* _Exercise brief_: Collect every line of the records below that contains the word "this".

* _Records to use_:
○ ○ ○ ○
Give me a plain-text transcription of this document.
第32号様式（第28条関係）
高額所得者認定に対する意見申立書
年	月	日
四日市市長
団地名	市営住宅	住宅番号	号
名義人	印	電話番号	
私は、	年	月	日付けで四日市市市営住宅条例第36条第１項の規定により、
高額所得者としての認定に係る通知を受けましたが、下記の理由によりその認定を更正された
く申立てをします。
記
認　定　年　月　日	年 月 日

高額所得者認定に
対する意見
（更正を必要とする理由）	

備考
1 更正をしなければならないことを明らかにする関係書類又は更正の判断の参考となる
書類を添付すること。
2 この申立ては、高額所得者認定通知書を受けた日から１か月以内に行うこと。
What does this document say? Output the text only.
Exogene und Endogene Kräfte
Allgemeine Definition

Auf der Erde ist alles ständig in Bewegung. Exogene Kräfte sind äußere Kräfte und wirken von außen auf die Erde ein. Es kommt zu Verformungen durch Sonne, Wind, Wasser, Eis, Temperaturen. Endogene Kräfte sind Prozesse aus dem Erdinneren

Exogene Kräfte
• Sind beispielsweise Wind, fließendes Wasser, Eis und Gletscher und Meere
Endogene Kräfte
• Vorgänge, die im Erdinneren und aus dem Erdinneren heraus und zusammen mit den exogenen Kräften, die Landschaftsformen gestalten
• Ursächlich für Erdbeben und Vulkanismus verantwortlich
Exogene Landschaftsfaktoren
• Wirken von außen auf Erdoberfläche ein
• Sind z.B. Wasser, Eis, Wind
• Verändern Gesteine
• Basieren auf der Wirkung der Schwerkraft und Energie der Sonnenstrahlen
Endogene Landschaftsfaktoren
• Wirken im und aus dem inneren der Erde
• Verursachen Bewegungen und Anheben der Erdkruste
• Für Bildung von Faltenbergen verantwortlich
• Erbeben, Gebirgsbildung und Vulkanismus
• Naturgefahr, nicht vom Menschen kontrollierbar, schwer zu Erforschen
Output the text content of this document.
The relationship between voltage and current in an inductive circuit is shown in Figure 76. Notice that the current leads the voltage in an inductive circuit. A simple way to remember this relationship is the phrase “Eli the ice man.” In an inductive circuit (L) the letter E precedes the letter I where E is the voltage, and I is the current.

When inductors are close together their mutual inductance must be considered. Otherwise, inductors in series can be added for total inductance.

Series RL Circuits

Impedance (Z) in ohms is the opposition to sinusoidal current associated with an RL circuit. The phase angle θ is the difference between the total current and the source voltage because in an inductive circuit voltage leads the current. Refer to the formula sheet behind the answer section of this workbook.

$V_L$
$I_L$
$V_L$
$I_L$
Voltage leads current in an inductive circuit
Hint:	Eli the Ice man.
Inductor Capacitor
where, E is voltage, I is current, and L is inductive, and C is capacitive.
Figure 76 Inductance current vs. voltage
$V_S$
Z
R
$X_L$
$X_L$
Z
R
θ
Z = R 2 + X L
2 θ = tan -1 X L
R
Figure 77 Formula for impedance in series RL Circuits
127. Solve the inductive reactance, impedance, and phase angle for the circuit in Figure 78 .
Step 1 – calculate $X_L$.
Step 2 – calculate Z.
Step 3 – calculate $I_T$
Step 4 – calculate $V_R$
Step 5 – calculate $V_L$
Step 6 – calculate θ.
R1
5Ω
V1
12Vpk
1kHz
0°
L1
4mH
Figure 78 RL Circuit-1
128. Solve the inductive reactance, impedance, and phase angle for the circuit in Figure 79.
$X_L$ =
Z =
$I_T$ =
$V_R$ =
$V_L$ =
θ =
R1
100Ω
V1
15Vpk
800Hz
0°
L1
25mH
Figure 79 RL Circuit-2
○ ○ ○ ○
* _Result_:
Give me a plain-text transcription of this document.
What does this document say? Output the text only.
Output the text content of this document.
The relationship between voltage and current in an inductive circuit is shown in Figure 76. Notice that the current leads the voltage in an inductive circuit. A simple way to remember this relationship is the phrase “Eli the ice man.” In an inductive circuit (L) the letter E precedes the letter I where E is the voltage, and I is the current.
Impedance (Z) in ohms is the opposition to sinusoidal current associated with an RL circuit. The phase angle θ is the difference between the total current and the source voltage because in an inductive circuit voltage leads the current. Refer to the formula sheet behind the answer section of this workbook.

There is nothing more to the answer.